# Direction
Leaving out every picture, quote the data below exactly as it appears.

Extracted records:
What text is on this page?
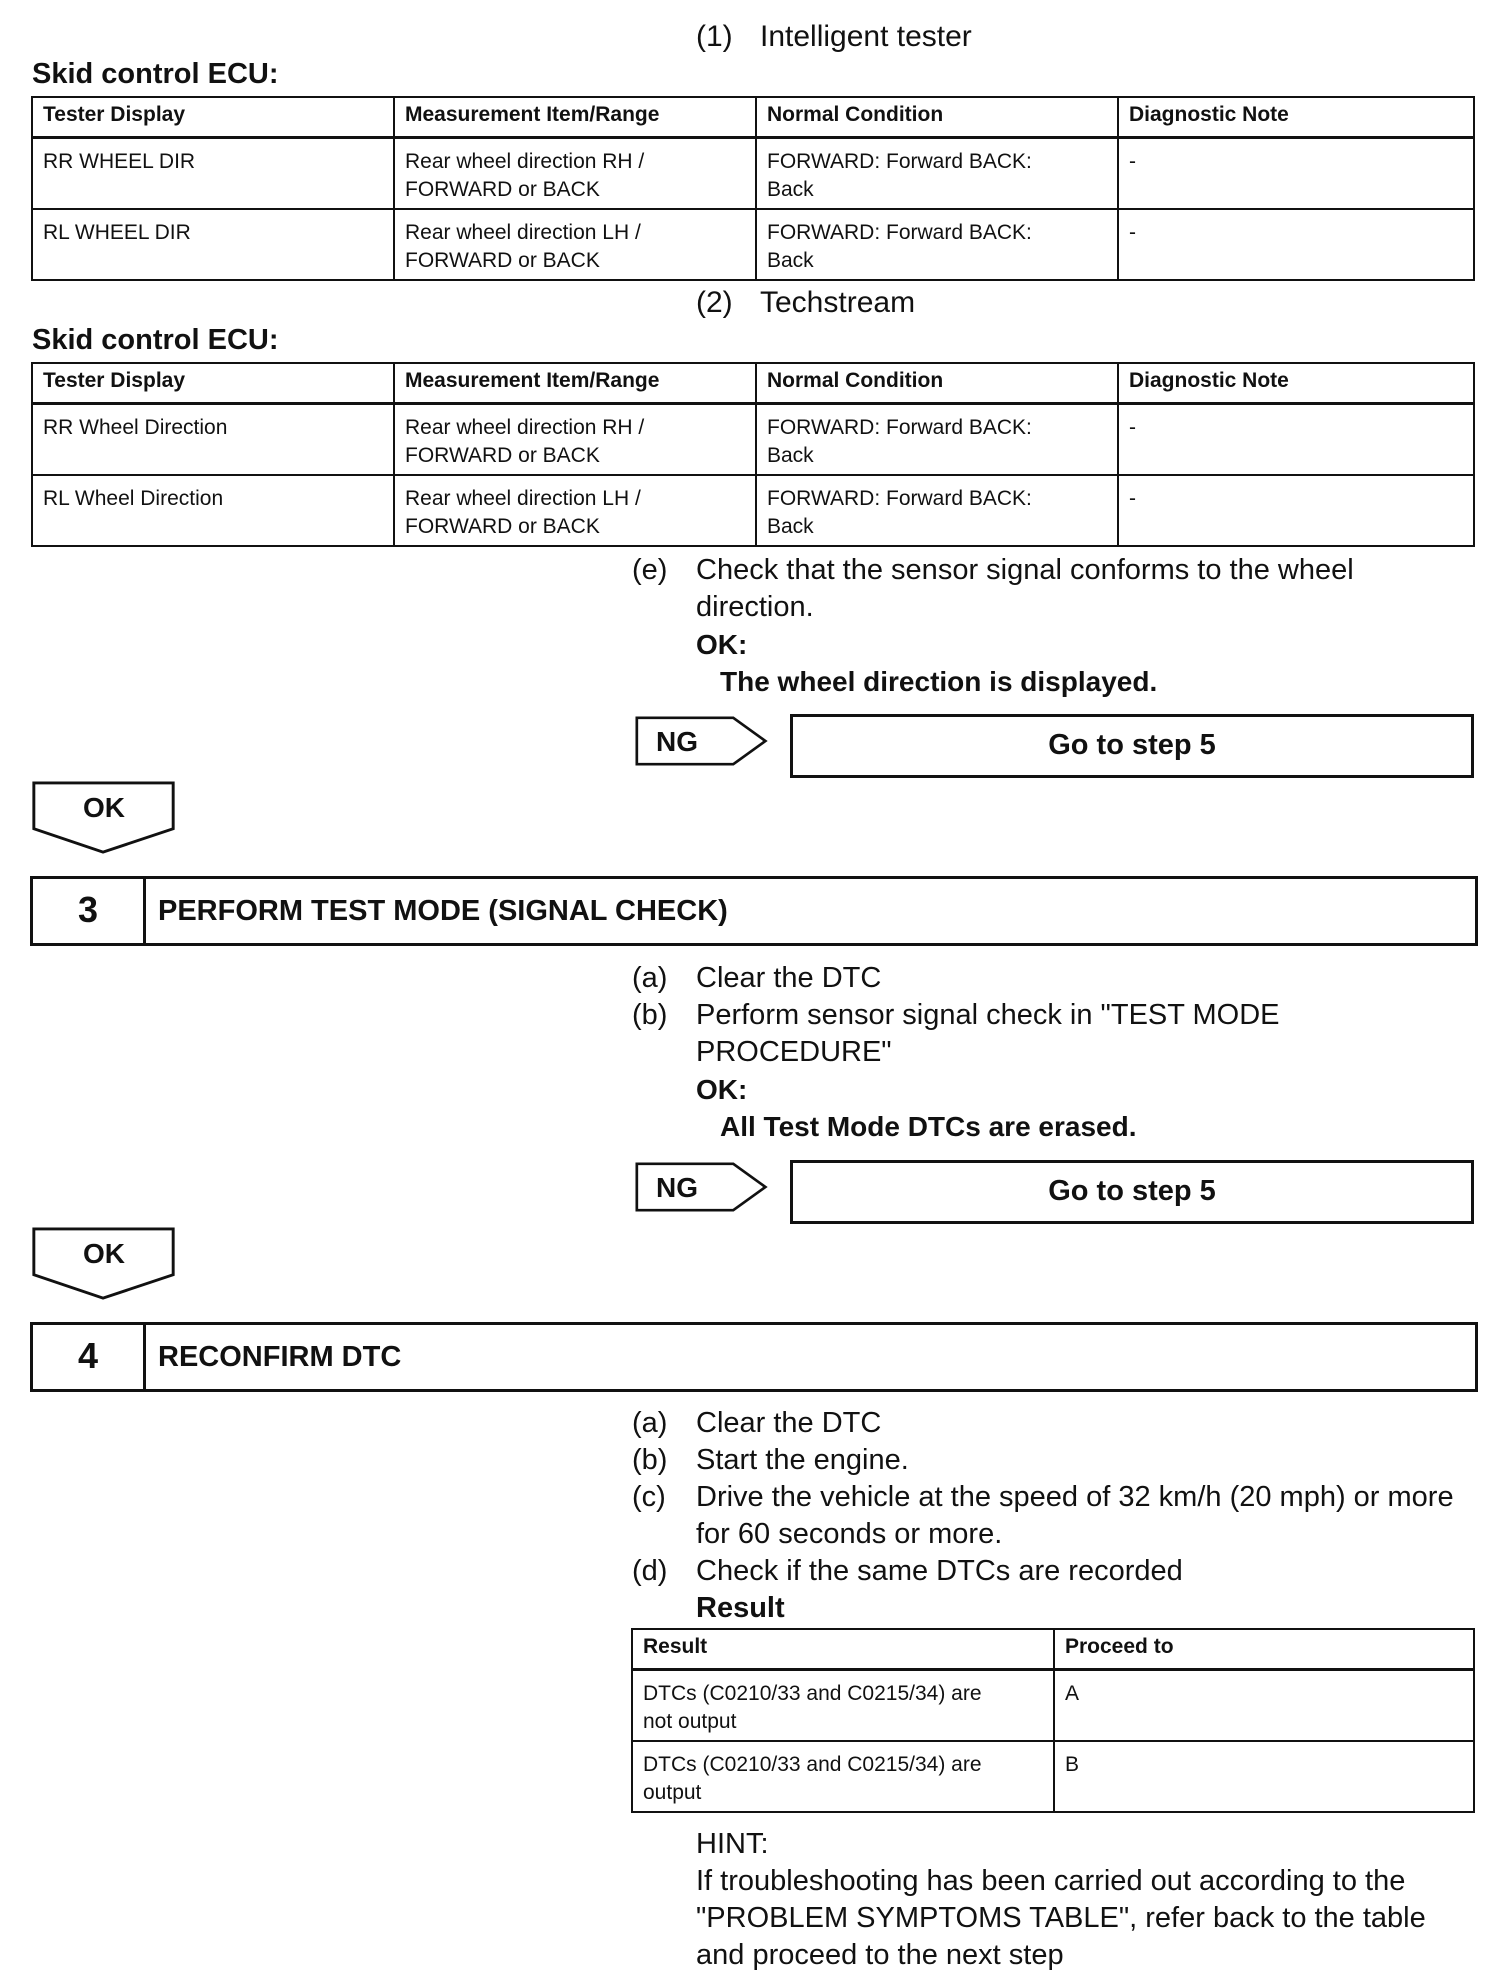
(1) Intelligent tester
Skid control ECU:
Tester Display	Measurement Item/Range	Normal Condition	Diagnostic Note
RR WHEEL DIR	Rear wheel direction RH / FORWARD or BACK	FORWARD: Forward BACK: Back	-
RL WHEEL DIR	Rear wheel direction LH / FORWARD or BACK	FORWARD: Forward BACK: Back	-
(2) Techstream
Skid control ECU:
Tester Display	Measurement Item/Range	Normal Condition	Diagnostic Note
RR Wheel Direction	Rear wheel direction RH / FORWARD or BACK	FORWARD: Forward BACK: Back	-
RL Wheel Direction	Rear wheel direction LH / FORWARD or BACK	FORWARD: Forward BACK: Back	-
(e) Check that the sensor signal conforms to the wheel direction.
OK:
The wheel direction is displayed.
NG	Go to step 5
OK
3	PERFORM TEST MODE (SIGNAL CHECK)
(a) Clear the DTC
(b) Perform sensor signal check in "TEST MODE PROCEDURE"
OK:
All Test Mode DTCs are erased.
NG	Go to step 5
OK
4	RECONFIRM DTC
(a) Clear the DTC
(b) Start the engine.
(c) Drive the vehicle at the speed of 32 km/h (20 mph) or more for 60 seconds or more.
(d) Check if the same DTCs are recorded
Result
Result	Proceed to
DTCs (C0210/33 and C0215/34) are not output	A
DTCs (C0210/33 and C0215/34) are output	B
HINT:
If troubleshooting has been carried out according to the "PROBLEM SYMPTOMS TABLE", refer back to the table and proceed to the next step
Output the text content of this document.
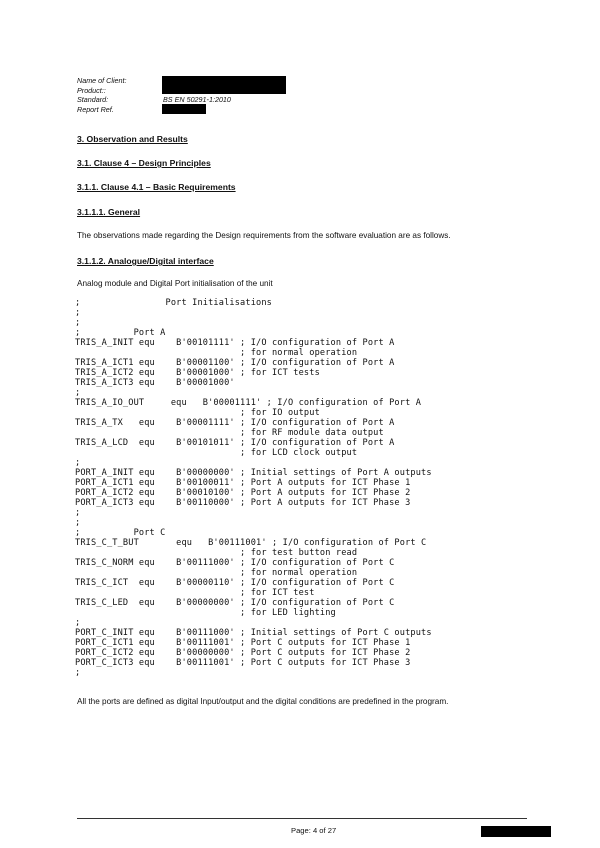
Name of Client:
Product::
Standard:	BS EN 50291-1:2010
Report Ref.
3. Observation and Results
3.1. Clause 4 – Design Principles
3.1.1. Clause 4.1 – Basic Requirements
3.1.1.1. General
The observations made regarding the Design requirements from the software evaluation are as follows.
3.1.1.2. Analogue/Digital interface
Analog module and Digital Port initialisation of the unit
;                Port Initialisations
;
;
;          Port A
TRIS_A_INIT equ    B'00101111' ; I/O configuration of Port A
; for normal operation
TRIS_A_ICT1 equ    B'00001100' ; I/O configuration of Port A
TRIS_A_ICT2 equ    B'00001000' ; for ICT tests
TRIS_A_ICT3 equ    B'00001000'
;
TRIS_A_IO_OUT     equ   B'00001111' ; I/O configuration of Port A
; for IO output
TRIS_A_TX   equ    B'00001111' ; I/O configuration of Port A
; for RF module data output
TRIS_A_LCD  equ    B'00101011' ; I/O configuration of Port A
; for LCD clock output
;
PORT_A_INIT equ    B'00000000' ; Initial settings of Port A outputs
PORT_A_ICT1 equ    B'00100011' ; Port A outputs for ICT Phase 1
PORT_A_ICT2 equ    B'00010100' ; Port A outputs for ICT Phase 2
PORT_A_ICT3 equ    B'00110000' ; Port A outputs for ICT Phase 3
;
;
;          Port C
TRIS_C_T_BUT       equ   B'00111001' ; I/O configuration of Port C
; for test button read
TRIS_C_NORM equ    B'00111000' ; I/O configuration of Port C
; for normal operation
TRIS_C_ICT  equ    B'00000110' ; I/O configuration of Port C
; for ICT test
TRIS_C_LED  equ    B'00000000' ; I/O configuration of Port C
; for LED lighting
;
PORT_C_INIT equ    B'00111000' ; Initial settings of Port C outputs
PORT_C_ICT1 equ    B'00111001' ; Port C outputs for ICT Phase 1
PORT_C_ICT2 equ    B'00000000' ; Port C outputs for ICT Phase 2
PORT_C_ICT3 equ    B'00111001' ; Port C outputs for ICT Phase 3
;
All the ports are defined as digital Input/output and the digital conditions are predefined in the program.
Page: 4 of 27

# Result of the exercise
What text is on this page?
(1) Intelligent tester
Skid control ECU:
Tester Display	Measurement Item/Range	Normal Condition	Diagnostic Note
RR WHEEL DIR	Rear wheel direction RH / FORWARD or BACK	FORWARD: Forward BACK: Back	-
RL WHEEL DIR	Rear wheel direction LH / FORWARD or BACK	FORWARD: Forward BACK: Back	-
(2) Techstream
Skid control ECU:
Tester Display	Measurement Item/Range	Normal Condition	Diagnostic Note
RR Wheel Direction	Rear wheel direction RH / FORWARD or BACK	FORWARD: Forward BACK: Back	-
RL Wheel Direction	Rear wheel direction LH / FORWARD or BACK	FORWARD: Forward BACK: Back	-
(e) Check that the sensor signal conforms to the wheel direction.
OK:
The wheel direction is displayed.
NG	Go to step 5
OK
3	PERFORM TEST MODE (SIGNAL CHECK)
(a) Clear the DTC
(b) Perform sensor signal check in "TEST MODE PROCEDURE"
OK:
All Test Mode DTCs are erased.
NG	Go to step 5
OK
4	RECONFIRM DTC
(a) Clear the DTC
(b) Start the engine.
(c) Drive the vehicle at the speed of 32 km/h (20 mph) or more for 60 seconds or more.
(d) Check if the same DTCs are recorded
Result
Result	Proceed to
DTCs (C0210/33 and C0215/34) are not output	A
DTCs (C0210/33 and C0215/34) are output	B
HINT:
If troubleshooting has been carried out according to the "PROBLEM SYMPTOMS TABLE", refer back to the table and proceed to the next step
Output the text content of this document.
Name of Client:
Product::
Standard:	BS EN 50291-1:2010
Report Ref.
3. Observation and Results
3.1. Clause 4 – Design Principles
3.1.1. Clause 4.1 – Basic Requirements
3.1.1.1. General
The observations made regarding the Design requirements from the software evaluation are as follows.
3.1.1.2. Analogue/Digital interface
Analog module and Digital Port initialisation of the unit
;                Port Initialisations
;
;
;          Port A
TRIS_A_INIT equ    B'00101111' ; I/O configuration of Port A
; for normal operation
TRIS_A_ICT1 equ    B'00001100' ; I/O configuration of Port A
TRIS_A_ICT2 equ    B'00001000' ; for ICT tests
TRIS_A_ICT3 equ    B'00001000'
;
TRIS_A_IO_OUT     equ   B'00001111' ; I/O configuration of Port A
; for IO output
TRIS_A_TX   equ    B'00001111' ; I/O configuration of Port A
; for RF module data output
TRIS_A_LCD  equ    B'00101011' ; I/O configuration of Port A
; for LCD clock output
;
PORT_A_INIT equ    B'00000000' ; Initial settings of Port A outputs
PORT_A_ICT1 equ    B'00100011' ; Port A outputs for ICT Phase 1
PORT_A_ICT2 equ    B'00010100' ; Port A outputs for ICT Phase 2
PORT_A_ICT3 equ    B'00110000' ; Port A outputs for ICT Phase 3
;
;
;          Port C
TRIS_C_T_BUT       equ   B'00111001' ; I/O configuration of Port C
; for test button read
TRIS_C_NORM equ    B'00111000' ; I/O configuration of Port C
; for normal operation
TRIS_C_ICT  equ    B'00000110' ; I/O configuration of Port C
; for ICT test
TRIS_C_LED  equ    B'00000000' ; I/O configuration of Port C
; for LED lighting
;
PORT_C_INIT equ    B'00111000' ; Initial settings of Port C outputs
PORT_C_ICT1 equ    B'00111001' ; Port C outputs for ICT Phase 1
PORT_C_ICT2 equ    B'00000000' ; Port C outputs for ICT Phase 2
PORT_C_ICT3 equ    B'00111001' ; Port C outputs for ICT Phase 3
;
All the ports are defined as digital Input/output and the digital conditions are predefined in the program.
Page: 4 of 27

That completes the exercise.